◆ **Exercise prompt**: Copy the lines of the data below word for word, from the beginning of the data through the line that contains "Give bounding boxes". Leave out the pictures.
--- begin Source material ---
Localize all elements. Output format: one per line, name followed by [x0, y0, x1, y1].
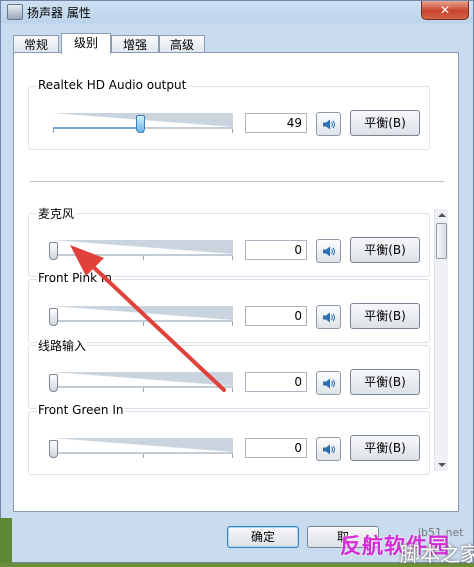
tab-levels[interactable]: 级别 [61, 33, 111, 54]
watermark: jb51.net 反航软件园 脚本之家 [330, 524, 474, 566]
annotation-arrow-icon [70, 245, 226, 392]
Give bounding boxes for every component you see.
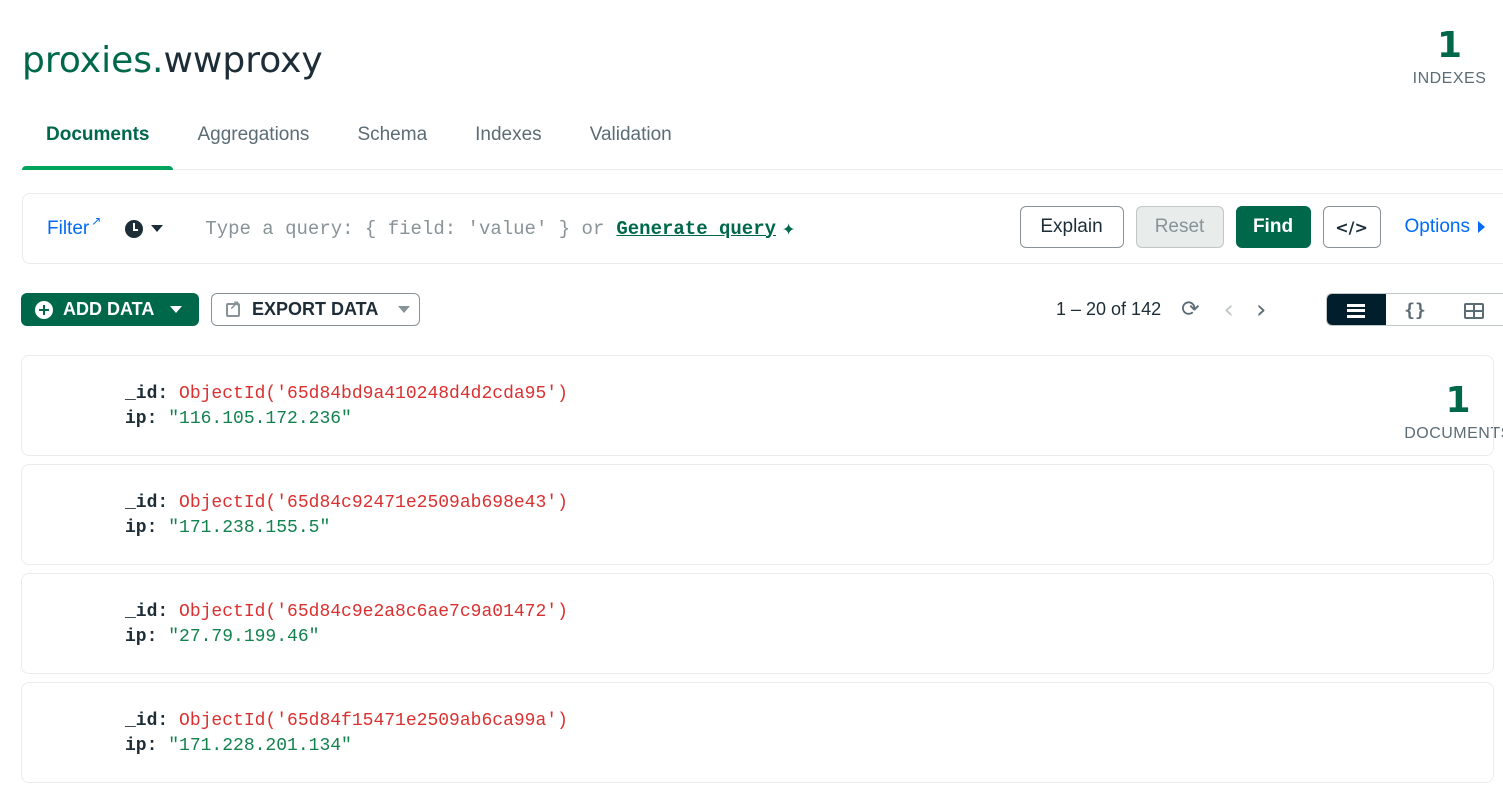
find-button[interactable]: Find: [1235, 206, 1311, 248]
indexes-label: INDEXES: [1412, 70, 1487, 87]
clock-icon: [125, 219, 144, 238]
table-icon: [1463, 302, 1484, 319]
field-value: "171.238.155.5": [168, 518, 331, 538]
field-key: _id: [125, 602, 158, 622]
external-link-icon: ↗: [91, 213, 102, 228]
document-field-ip: ip: "27.79.199.46": [125, 627, 320, 647]
query-bar: Filter ↗ Type a query: { field: 'value' …: [22, 193, 1503, 264]
document-field-ip: ip: "116.105.172.236": [125, 409, 352, 429]
reset-button[interactable]: Reset: [1135, 206, 1224, 248]
export-data-label: EXPORT DATA: [252, 299, 379, 319]
field-key: ip: [125, 736, 147, 756]
pagination-text: 1 – 20 of 142: [1056, 299, 1162, 319]
tab-schema[interactable]: Schema: [333, 112, 451, 169]
collection-tabs: Documents Aggregations Schema Indexes Va…: [22, 112, 1503, 170]
filter-link[interactable]: Filter ↗: [47, 214, 101, 240]
query-placeholder: Type a query: { field: 'value' } or: [205, 217, 605, 240]
field-key: _id: [125, 711, 158, 731]
query-history-button[interactable]: [125, 219, 164, 238]
tab-indexes[interactable]: Indexes: [451, 112, 566, 169]
tab-documents[interactable]: Documents: [22, 112, 174, 170]
tab-aggregations[interactable]: Aggregations: [173, 112, 333, 169]
indexes-count: 1: [1436, 25, 1463, 66]
view-switcher: {}: [1326, 293, 1503, 326]
filter-label: Filter: [47, 217, 90, 239]
add-data-label: ADD DATA: [63, 299, 155, 319]
explain-button[interactable]: Explain: [1019, 206, 1124, 248]
next-page-icon[interactable]: ›: [1256, 297, 1266, 323]
list-view-button[interactable]: [1327, 294, 1386, 325]
list-icon: [1347, 303, 1366, 318]
namespace-separator: .: [152, 40, 164, 81]
caret-down-icon: [398, 306, 411, 313]
caret-right-icon: [1478, 221, 1485, 233]
document-card[interactable]: _id: ObjectId('65d84c92471e2509ab698e43'…: [21, 464, 1494, 565]
sparkle-icon: ✦: [782, 216, 796, 242]
database-name: proxies: [22, 40, 152, 81]
json-view-label: {}: [1404, 300, 1426, 321]
field-value: ObjectId('65d84f15471e2509ab6ca99a'): [179, 711, 568, 731]
tab-validation[interactable]: Validation: [566, 112, 696, 169]
generate-query-link[interactable]: Generate query: [616, 218, 776, 240]
document-card[interactable]: _id: ObjectId('65d84f15471e2509ab6ca99a'…: [21, 682, 1494, 783]
field-key: ip: [125, 409, 147, 429]
query-input[interactable]: Type a query: { field: 'value' } or Gene…: [205, 216, 795, 242]
add-data-button[interactable]: ADD DATA: [21, 293, 199, 326]
field-value: ObjectId('65d84c92471e2509ab698e43'): [179, 493, 568, 513]
options-label: Options: [1404, 216, 1470, 237]
indexes-stat: 1 INDEXES: [1412, 24, 1487, 88]
table-view-button[interactable]: [1444, 294, 1503, 325]
field-value: "116.105.172.236": [168, 409, 352, 429]
json-view-button[interactable]: {}: [1386, 294, 1445, 325]
document-field-id: _id: ObjectId('65d84c92471e2509ab698e43'…: [125, 493, 568, 513]
documents-toolbar: ADD DATA EXPORT DATA 1 – 20 of 142 ⟳ ‹ ›…: [21, 293, 1503, 327]
export-data-button[interactable]: EXPORT DATA: [211, 293, 420, 326]
document-field-id: _id: ObjectId('65d84f15471e2509ab6ca99a'…: [125, 711, 568, 731]
caret-down-icon: [151, 225, 164, 232]
pagination: 1 – 20 of 142 ⟳ ‹ ›: [1056, 293, 1266, 326]
field-key: _id: [125, 493, 158, 513]
page-title: proxies.wwproxy: [22, 40, 323, 81]
collection-stats: 1 DOCUMENTS 1 INDEXES: [1382, 24, 1503, 442]
field-key: ip: [125, 518, 147, 538]
field-value: "171.228.201.134": [168, 736, 352, 756]
previous-page-icon[interactable]: ‹: [1224, 297, 1234, 323]
page-header: proxies.wwproxy: [22, 40, 323, 81]
caret-down-icon: [170, 306, 183, 313]
export-code-button[interactable]: </>: [1322, 206, 1381, 248]
field-key: _id: [125, 384, 158, 404]
query-actions: Explain Reset Find </> Options: [1019, 206, 1485, 248]
field-key: ip: [125, 627, 147, 647]
field-value: ObjectId('65d84c9e2a8c6ae7c9a01472'): [179, 602, 568, 622]
document-card[interactable]: _id: ObjectId('65d84c9e2a8c6ae7c9a01472'…: [21, 573, 1494, 674]
document-field-id: _id: ObjectId('65d84c9e2a8c6ae7c9a01472'…: [125, 602, 568, 622]
export-icon: [226, 298, 240, 317]
plus-icon: [35, 300, 53, 319]
refresh-icon[interactable]: ⟳: [1181, 297, 1199, 322]
collection-name: wwproxy: [163, 40, 323, 81]
field-value: "27.79.199.46": [168, 627, 320, 647]
document-field-ip: ip: "171.228.201.134": [125, 736, 352, 756]
options-toggle[interactable]: Options: [1405, 216, 1485, 238]
document-list: _id: ObjectId('65d84bd9a410248d4d2cda95'…: [21, 355, 1494, 791]
document-card[interactable]: _id: ObjectId('65d84bd9a410248d4d2cda95'…: [21, 355, 1494, 456]
document-field-id: _id: ObjectId('65d84bd9a410248d4d2cda95'…: [125, 384, 568, 404]
field-value: ObjectId('65d84bd9a410248d4d2cda95'): [179, 384, 568, 404]
document-field-ip: ip: "171.238.155.5": [125, 518, 331, 538]
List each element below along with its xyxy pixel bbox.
--- end Source material ---
◆ **Task response**:
Localize all elements. Output format: one per line, name followed by [x0, y0, x1, y1].
tab-levels[interactable]: 级别 [61, 33, 111, 54]
watermark: jb51.net 反航软件园 脚本之家 [330, 524, 474, 566]
annotation-arrow-icon [70, 245, 226, 392]
Give bounding boxes for every component you see.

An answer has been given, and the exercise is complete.